Show every line where "between" occurs.
------ Provided records ------
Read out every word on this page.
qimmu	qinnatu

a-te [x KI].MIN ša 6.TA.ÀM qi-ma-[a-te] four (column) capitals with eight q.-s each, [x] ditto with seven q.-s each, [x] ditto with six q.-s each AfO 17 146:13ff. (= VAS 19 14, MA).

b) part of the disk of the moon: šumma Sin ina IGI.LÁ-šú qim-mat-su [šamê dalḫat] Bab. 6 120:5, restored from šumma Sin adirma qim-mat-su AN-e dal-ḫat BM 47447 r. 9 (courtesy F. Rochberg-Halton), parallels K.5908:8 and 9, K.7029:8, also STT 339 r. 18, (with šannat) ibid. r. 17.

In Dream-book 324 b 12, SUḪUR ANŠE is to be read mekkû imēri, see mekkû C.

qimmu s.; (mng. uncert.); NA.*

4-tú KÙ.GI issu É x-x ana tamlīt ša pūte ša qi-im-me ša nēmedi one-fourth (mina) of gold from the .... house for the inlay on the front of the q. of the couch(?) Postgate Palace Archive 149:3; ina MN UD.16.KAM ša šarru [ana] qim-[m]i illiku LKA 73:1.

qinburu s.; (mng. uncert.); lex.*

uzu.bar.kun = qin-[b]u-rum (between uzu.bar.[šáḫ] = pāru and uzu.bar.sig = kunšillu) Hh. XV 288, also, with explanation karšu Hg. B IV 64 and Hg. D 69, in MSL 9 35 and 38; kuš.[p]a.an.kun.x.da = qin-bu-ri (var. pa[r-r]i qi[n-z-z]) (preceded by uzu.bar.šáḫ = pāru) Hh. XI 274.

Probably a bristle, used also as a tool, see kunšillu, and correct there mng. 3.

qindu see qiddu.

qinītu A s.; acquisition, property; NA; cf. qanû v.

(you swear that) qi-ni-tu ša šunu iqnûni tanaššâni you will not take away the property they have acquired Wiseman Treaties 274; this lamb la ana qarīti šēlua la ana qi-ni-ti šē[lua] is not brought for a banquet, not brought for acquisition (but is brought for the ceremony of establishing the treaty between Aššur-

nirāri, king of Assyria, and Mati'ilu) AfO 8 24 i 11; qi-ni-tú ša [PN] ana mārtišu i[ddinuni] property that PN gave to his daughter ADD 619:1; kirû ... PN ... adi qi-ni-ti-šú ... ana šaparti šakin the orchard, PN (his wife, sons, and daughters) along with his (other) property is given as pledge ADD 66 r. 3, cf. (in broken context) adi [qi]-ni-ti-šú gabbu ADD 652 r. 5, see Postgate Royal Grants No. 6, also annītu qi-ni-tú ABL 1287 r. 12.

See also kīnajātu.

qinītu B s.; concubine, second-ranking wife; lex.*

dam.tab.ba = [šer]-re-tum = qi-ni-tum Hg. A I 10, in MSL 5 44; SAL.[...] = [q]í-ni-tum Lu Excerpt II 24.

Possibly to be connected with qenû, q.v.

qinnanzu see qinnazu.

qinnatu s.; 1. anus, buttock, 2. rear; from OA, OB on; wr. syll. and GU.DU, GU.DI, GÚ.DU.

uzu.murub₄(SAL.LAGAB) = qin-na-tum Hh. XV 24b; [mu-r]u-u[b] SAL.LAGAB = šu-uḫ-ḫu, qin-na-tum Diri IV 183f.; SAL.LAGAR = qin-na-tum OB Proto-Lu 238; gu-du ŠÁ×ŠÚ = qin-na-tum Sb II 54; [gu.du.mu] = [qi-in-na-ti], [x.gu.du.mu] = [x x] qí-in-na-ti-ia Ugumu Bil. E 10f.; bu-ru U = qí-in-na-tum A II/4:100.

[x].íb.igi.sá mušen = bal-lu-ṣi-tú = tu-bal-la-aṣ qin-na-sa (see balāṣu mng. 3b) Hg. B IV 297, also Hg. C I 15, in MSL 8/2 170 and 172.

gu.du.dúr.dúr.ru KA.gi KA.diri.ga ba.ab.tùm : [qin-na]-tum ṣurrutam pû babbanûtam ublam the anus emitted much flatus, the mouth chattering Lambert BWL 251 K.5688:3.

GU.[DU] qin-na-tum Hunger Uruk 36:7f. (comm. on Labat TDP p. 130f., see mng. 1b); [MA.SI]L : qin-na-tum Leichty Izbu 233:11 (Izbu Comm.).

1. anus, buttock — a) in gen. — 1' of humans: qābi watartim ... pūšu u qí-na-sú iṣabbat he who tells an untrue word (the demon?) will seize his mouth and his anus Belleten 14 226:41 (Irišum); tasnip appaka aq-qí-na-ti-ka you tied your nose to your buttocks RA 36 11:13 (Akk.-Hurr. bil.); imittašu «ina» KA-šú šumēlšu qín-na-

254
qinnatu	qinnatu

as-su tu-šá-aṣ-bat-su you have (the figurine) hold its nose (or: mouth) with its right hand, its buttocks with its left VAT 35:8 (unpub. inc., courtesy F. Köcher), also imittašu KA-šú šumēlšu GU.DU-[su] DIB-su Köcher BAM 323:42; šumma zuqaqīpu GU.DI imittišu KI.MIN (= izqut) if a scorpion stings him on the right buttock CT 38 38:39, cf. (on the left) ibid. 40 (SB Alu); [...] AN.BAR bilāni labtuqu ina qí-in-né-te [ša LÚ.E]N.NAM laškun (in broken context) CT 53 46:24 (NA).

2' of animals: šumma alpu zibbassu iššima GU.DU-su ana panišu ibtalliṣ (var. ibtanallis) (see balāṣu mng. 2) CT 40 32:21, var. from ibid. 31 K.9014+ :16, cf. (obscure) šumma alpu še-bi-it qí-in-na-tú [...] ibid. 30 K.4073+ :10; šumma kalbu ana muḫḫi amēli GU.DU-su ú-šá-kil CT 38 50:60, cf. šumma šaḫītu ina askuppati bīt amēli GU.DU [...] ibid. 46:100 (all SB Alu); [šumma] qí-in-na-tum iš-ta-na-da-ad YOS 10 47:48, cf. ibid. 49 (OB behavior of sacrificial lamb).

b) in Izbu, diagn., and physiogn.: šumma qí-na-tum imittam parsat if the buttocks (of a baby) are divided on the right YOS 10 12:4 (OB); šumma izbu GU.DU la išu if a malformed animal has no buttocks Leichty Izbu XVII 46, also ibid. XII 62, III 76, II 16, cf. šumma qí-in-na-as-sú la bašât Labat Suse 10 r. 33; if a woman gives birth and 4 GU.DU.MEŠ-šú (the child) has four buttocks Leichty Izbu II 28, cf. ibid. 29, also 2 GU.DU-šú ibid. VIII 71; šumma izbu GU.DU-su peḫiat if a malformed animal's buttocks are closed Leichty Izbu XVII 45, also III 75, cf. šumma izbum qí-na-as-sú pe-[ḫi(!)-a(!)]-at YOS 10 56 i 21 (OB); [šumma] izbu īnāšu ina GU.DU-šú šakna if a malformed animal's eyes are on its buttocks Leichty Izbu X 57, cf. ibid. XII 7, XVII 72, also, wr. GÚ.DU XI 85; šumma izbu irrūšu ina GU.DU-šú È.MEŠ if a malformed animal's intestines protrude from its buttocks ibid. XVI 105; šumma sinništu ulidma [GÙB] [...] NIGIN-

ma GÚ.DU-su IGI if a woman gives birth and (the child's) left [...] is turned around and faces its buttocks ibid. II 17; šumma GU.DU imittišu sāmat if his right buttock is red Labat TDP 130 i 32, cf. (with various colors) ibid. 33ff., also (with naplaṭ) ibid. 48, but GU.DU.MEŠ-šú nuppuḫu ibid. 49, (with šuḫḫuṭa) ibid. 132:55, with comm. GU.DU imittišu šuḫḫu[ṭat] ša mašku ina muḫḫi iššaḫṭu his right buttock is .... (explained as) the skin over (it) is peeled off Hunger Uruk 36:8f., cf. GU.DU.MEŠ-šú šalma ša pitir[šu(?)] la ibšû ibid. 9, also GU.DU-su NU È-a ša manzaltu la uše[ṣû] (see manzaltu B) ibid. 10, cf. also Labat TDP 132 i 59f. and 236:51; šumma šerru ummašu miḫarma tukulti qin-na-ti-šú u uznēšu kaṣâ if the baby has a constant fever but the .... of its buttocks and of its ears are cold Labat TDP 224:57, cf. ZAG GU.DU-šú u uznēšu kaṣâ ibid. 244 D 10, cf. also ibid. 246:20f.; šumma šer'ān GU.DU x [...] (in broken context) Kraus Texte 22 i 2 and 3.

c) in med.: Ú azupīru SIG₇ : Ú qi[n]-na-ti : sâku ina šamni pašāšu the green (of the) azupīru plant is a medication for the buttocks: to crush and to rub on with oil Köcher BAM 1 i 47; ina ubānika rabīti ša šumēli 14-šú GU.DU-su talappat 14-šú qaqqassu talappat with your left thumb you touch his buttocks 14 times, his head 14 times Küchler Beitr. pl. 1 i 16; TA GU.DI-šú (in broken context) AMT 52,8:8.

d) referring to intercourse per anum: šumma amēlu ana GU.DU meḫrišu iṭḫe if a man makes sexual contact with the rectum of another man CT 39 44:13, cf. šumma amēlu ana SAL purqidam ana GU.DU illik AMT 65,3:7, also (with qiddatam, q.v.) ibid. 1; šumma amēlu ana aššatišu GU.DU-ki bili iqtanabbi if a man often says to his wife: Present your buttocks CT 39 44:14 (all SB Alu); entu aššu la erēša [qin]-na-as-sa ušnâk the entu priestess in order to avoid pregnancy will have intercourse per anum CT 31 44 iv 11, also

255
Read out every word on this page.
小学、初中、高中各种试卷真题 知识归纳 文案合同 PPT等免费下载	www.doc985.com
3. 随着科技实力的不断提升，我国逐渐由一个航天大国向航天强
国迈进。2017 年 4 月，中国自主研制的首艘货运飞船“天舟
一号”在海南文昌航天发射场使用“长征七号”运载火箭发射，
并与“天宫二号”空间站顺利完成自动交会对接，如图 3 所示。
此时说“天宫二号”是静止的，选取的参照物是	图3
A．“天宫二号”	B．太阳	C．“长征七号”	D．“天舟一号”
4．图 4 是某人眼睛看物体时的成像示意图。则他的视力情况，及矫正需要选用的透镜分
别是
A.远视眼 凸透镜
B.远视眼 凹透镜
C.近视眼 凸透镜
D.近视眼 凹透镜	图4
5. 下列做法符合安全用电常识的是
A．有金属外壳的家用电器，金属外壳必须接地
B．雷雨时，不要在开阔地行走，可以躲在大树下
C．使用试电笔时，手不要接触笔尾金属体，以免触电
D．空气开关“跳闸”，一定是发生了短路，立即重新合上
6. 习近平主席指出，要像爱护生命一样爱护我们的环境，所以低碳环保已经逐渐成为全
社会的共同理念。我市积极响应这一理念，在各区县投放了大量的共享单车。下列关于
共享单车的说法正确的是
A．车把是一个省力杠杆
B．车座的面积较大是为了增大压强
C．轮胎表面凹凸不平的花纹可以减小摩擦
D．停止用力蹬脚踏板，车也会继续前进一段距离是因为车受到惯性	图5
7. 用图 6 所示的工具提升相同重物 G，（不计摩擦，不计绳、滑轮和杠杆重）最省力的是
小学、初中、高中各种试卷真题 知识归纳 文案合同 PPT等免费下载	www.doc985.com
------
### Solution for this problem
uzu.bar.kun = qin-[b]u-rum (between uzu.bar.[šáḫ] = pāru and uzu.bar.sig = kunšillu) Hh. XV 288, also, with explanation karšu Hg. B IV 64 and Hg. D 69, in MSL 9 35 and 38; kuš.[p]a.an.kun.x.da = qin-bu-ri (var. pa[r-r]i qi[n-z-z]) (preceded by uzu.bar.šáḫ = pāru) Hh. XI 274.
(you swear that) qi-ni-tu ša šunu iqnûni tanaššâni you will not take away the property they have acquired Wiseman Treaties 274; this lamb la ana qarīti šēlua la ana qi-ni-ti šē[lua] is not brought for a banquet, not brought for acquisition (but is brought for the ceremony of establishing the treaty between Aššur-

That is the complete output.